• What to work on: Exclude the pictures and retype the entries as written.

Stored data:
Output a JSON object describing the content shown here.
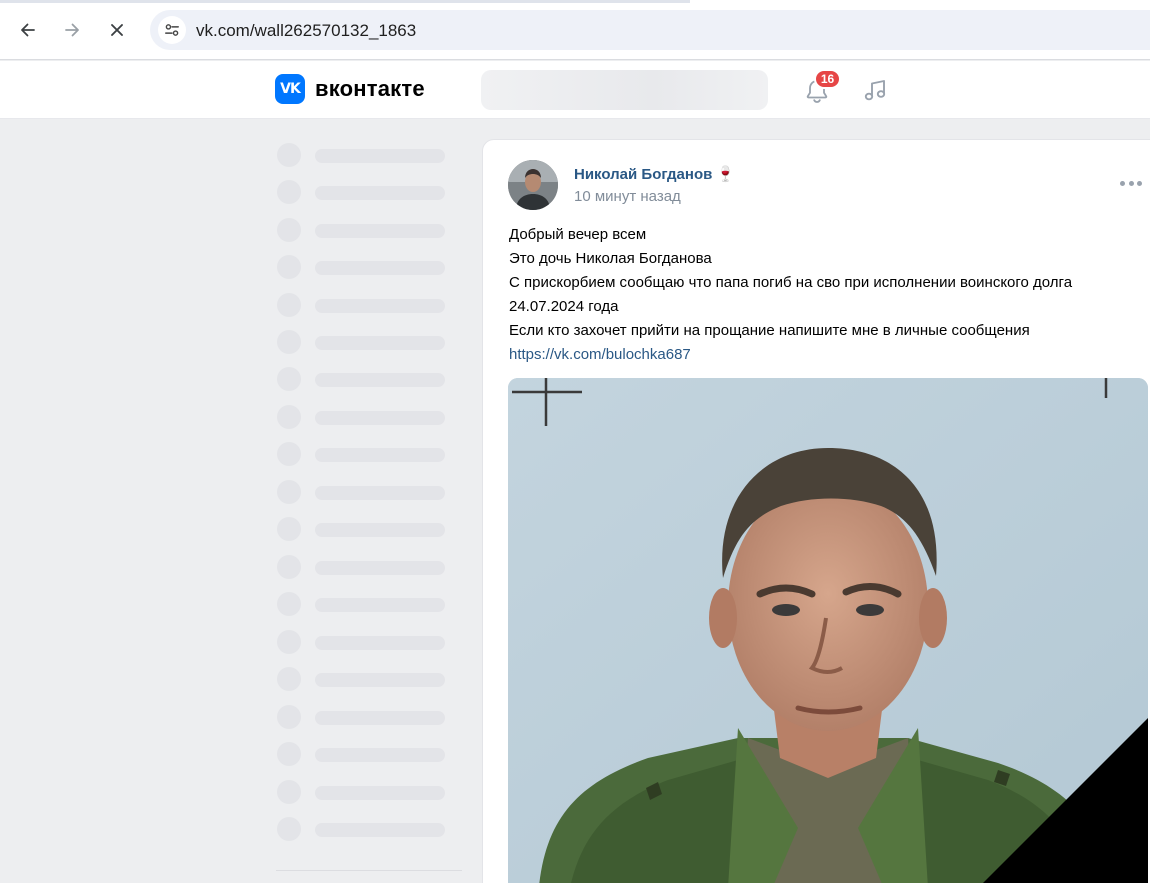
{
  "browser": {
    "url": "vk.com/wall262570132_1863",
    "icons": [
      "back-arrow-icon",
      "forward-arrow-icon",
      "close-icon",
      "site-info-icon"
    ]
  },
  "header": {
    "logo_mark": "VK",
    "logo_text": "вконтакте",
    "notifications_count": "16",
    "accent_color": "#0077ff",
    "badge_color": "#e64646",
    "icons": [
      "bell-icon",
      "music-icon"
    ]
  },
  "post": {
    "author": "Николай Богданов",
    "author_emoji": "🍷",
    "time": "10 минут назад",
    "text_lines": [
      "Добрый вечер всем",
      "Это дочь Николая Богданова",
      "С прискорбием сообщаю что папа погиб на сво при исполнении воинского долга",
      "24.07.2024 года",
      "Если кто захочет прийти на прощание напишите мне в личные сообщения"
    ],
    "link": "https://vk.com/bulochka687",
    "link_color": "#2a5885",
    "icons": [
      "more-icon"
    ]
  }
}
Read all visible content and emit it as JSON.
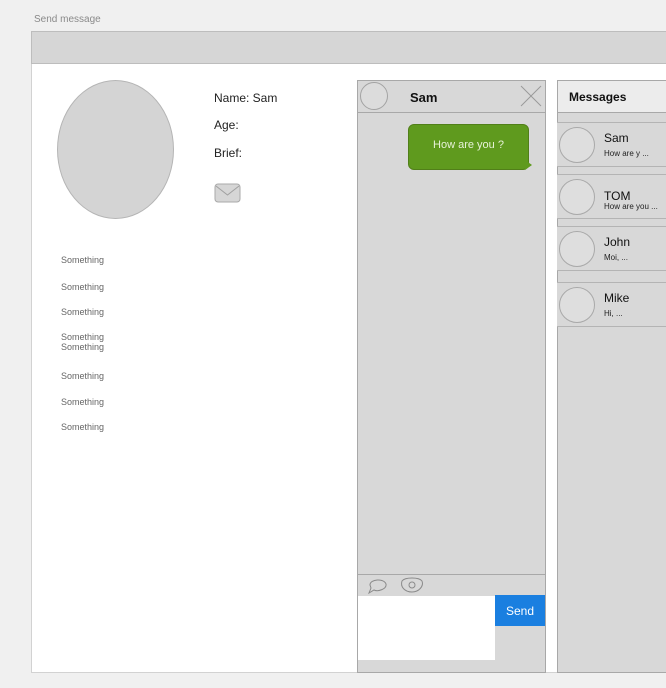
{
  "page_label": "Send message",
  "profile": {
    "name": "Name: Sam",
    "age": "Age:",
    "brief": "Brief:"
  },
  "sidebar": {
    "items": [
      "Something",
      "Something",
      "Something",
      "Something\nSomething",
      "Something",
      "Something",
      "Something"
    ]
  },
  "chat": {
    "title": "Sam",
    "messages": [
      {
        "text": "How are you ?",
        "color": "#5f9a1e"
      }
    ],
    "input": {
      "value": "",
      "placeholder": ""
    },
    "send_label": "Send",
    "send_color": "#1a7fe0"
  },
  "messages_panel": {
    "title": "Messages",
    "conversations": [
      {
        "name": "Sam",
        "preview": "How are y ..."
      },
      {
        "name": "TOM",
        "preview": "How are you ..."
      },
      {
        "name": "John",
        "preview": "Moi, ..."
      },
      {
        "name": "Mike",
        "preview": "Hi, ..."
      }
    ]
  }
}
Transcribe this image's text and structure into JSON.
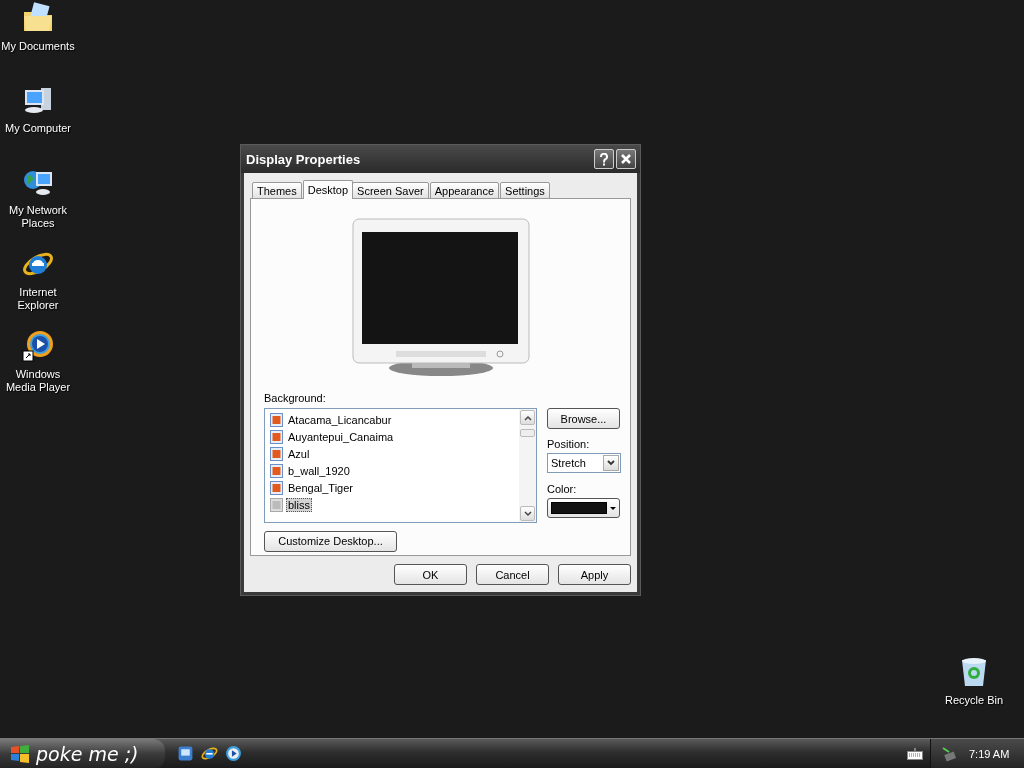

• Correct response:
Output a JSON object describing the content shown here.
{
  "browser": {
    "url": "vk.com/wall262570132_1863",
    "icons": [
      "back-arrow-icon",
      "forward-arrow-icon",
      "close-icon",
      "site-info-icon"
    ]
  },
  "header": {
    "logo_mark": "VK",
    "logo_text": "вконтакте",
    "notifications_count": "16",
    "accent_color": "#0077ff",
    "badge_color": "#e64646",
    "icons": [
      "bell-icon",
      "music-icon"
    ]
  },
  "post": {
    "author": "Николай Богданов",
    "author_emoji": "🍷",
    "time": "10 минут назад",
    "text_lines": [
      "Добрый вечер всем",
      "Это дочь Николая Богданова",
      "С прискорбием сообщаю что папа погиб на сво при исполнении воинского долга",
      "24.07.2024 года",
      "Если кто захочет прийти на прощание напишите мне в личные сообщения"
    ],
    "link": "https://vk.com/bulochka687",
    "link_color": "#2a5885",
    "icons": [
      "more-icon"
    ]
  }
}
Read all visible content and emit it as JSON.
{
  "page_label": "Send message",
  "profile": {
    "name": "Name: Sam",
    "age": "Age:",
    "brief": "Brief:"
  },
  "sidebar": {
    "items": [
      "Something",
      "Something",
      "Something",
      "Something\nSomething",
      "Something",
      "Something",
      "Something"
    ]
  },
  "chat": {
    "title": "Sam",
    "messages": [
      {
        "text": "How are you ?",
        "color": "#5f9a1e"
      }
    ],
    "input": {
      "value": "",
      "placeholder": ""
    },
    "send_label": "Send",
    "send_color": "#1a7fe0"
  },
  "messages_panel": {
    "title": "Messages",
    "conversations": [
      {
        "name": "Sam",
        "preview": "How are y ..."
      },
      {
        "name": "TOM",
        "preview": "How are you ..."
      },
      {
        "name": "John",
        "preview": "Moi, ..."
      },
      {
        "name": "Mike",
        "preview": "Hi, ..."
      }
    ]
  }
}
Transcribe this image's text and structure into JSON.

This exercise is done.